* **EXERCISE**
Please restate the following records word for word.

[Structured figure records]
______
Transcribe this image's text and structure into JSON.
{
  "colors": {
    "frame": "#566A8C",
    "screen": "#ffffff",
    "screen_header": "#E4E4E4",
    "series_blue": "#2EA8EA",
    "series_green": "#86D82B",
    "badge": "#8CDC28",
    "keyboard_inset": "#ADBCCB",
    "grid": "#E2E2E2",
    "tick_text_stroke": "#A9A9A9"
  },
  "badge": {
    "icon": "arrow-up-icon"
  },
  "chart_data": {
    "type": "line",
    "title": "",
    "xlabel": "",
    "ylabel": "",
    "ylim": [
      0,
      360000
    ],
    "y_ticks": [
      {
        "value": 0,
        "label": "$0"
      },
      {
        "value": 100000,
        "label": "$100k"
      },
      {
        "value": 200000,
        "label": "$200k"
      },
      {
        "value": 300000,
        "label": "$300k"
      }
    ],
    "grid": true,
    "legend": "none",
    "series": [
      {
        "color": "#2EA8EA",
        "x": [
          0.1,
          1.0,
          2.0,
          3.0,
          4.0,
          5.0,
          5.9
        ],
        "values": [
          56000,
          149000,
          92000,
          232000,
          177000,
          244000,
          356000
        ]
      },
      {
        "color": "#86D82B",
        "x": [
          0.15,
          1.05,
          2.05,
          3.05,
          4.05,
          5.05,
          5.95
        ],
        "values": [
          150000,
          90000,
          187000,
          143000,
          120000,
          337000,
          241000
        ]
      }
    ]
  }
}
______
* **FULL SOLUTION**
Transcribe this image's text and structure into JSON.
{
  "colors": {
    "frame": "#566A8C",
    "screen": "#ffffff",
    "screen_header": "#E4E4E4",
    "series_blue": "#2EA8EA",
    "series_green": "#86D82B",
    "badge": "#8CDC28",
    "keyboard_inset": "#ADBCCB",
    "grid": "#E2E2E2",
    "tick_text_stroke": "#A9A9A9"
  },
  "badge": {
    "icon": "arrow-up-icon"
  },
  "chart_data": {
    "type": "line",
    "title": "",
    "xlabel": "",
    "ylabel": "",
    "ylim": [
      0,
      360000
    ],
    "y_ticks": [
      {
        "value": 0,
        "label": "$0"
      },
      {
        "value": 100000,
        "label": "$100k"
      },
      {
        "value": 200000,
        "label": "$200k"
      },
      {
        "value": 300000,
        "label": "$300k"
      }
    ],
    "grid": true,
    "legend": "none",
    "series": [
      {
        "color": "#2EA8EA",
        "x": [
          0.1,
          1.0,
          2.0,
          3.0,
          4.0,
          5.0,
          5.9
        ],
        "values": [
          56000,
          149000,
          92000,
          232000,
          177000,
          244000,
          356000
        ]
      },
      {
        "color": "#86D82B",
        "x": [
          0.15,
          1.05,
          2.05,
          3.05,
          4.05,
          5.05,
          5.95
        ],
        "values": [
          150000,
          90000,
          187000,
          143000,
          120000,
          337000,
          241000
        ]
      }
    ]
  }
}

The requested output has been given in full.